Extracted records
◇ ◇ ◇
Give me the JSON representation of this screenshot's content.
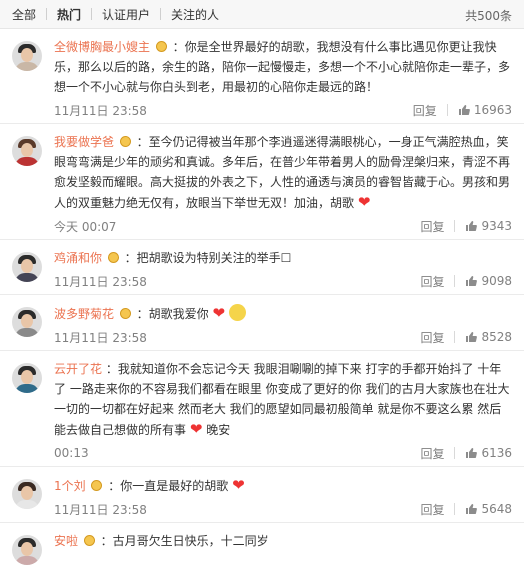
{
  "tabs": [
    {
      "label": "全部"
    },
    {
      "label": "热门"
    },
    {
      "label": "认证用户"
    },
    {
      "label": "关注的人"
    }
  ],
  "total": "共500条",
  "colors": {
    "username": "#eb7350",
    "accent_heart": "#e33333",
    "meta": "#808080"
  },
  "icons": {
    "badge": "badge-icon",
    "like": "thumbs-up-icon",
    "heart": "heart-emoji"
  },
  "comments": [
    {
      "user": "全微博胸最小嫂主",
      "text": "：你是全世界最好的胡歌，我想没有什么事比遇见你更让我快乐，那么以后的路，余生的路，陪你一起慢慢走，多想一个不小心就陪你走一辈子，多想一个不小心就与你白头到老，用最初的心陪你走最远的路！",
      "time": "11月11日 23:58",
      "reply": "回复",
      "likes": "16963"
    },
    {
      "user": "我要做学爸",
      "text": "：至今仍记得被当年那个李逍遥迷得满眼桃心，一身正气满腔热血，笑眼弯弯满是少年的顽劣和真诚。多年后，在普少年带着男人的励骨涅槃归来，青涩不再愈发坚毅而耀眼。高大挺拔的外表之下，人性的通透与演员的睿智皆藏于心。男孩和男人的双重魅力绝无仅有，放眼当下举世无双！加油，胡歌",
      "time": "今天 00:07",
      "reply": "回复",
      "likes": "9343"
    },
    {
      "user": "鸡涌和你",
      "text": "：把胡歌设为特别关注的举手☐",
      "time": "11月11日 23:58",
      "reply": "回复",
      "likes": "9098"
    },
    {
      "user": "波多野菊花",
      "text": "：胡歌我爱你",
      "time": "11月11日 23:58",
      "reply": "回复",
      "likes": "8528"
    },
    {
      "user": "云开了花",
      "text": "：我就知道你不会忘记今天 我眼泪唰唰的掉下来 打字的手都开始抖了 十年了 一路走来你的不容易我们都看在眼里 你变成了更好的你 我们的古月大家族也在壮大 一切的一切都在好起来 然而老大 我们的愿望如同最初般简单 就是你不要这么累 然后能去做自己想做的所有事",
      "text2": "晚安",
      "time": "00:13",
      "reply": "回复",
      "likes": "6136"
    },
    {
      "user": "1个刘",
      "text": "：你一直是最好的胡歌",
      "time": "11月11日 23:58",
      "reply": "回复",
      "likes": "5648"
    },
    {
      "user": "安啦",
      "text": "：古月哥欠生日快乐，十二同岁",
      "time": "",
      "reply": "",
      "likes": ""
    }
  ]
}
◇ ◇ ◇
Determine the number of lines in the data that contain "label" as a word or string, and state only that number.

• _RESPONSE TO THE EXERCISE_:
4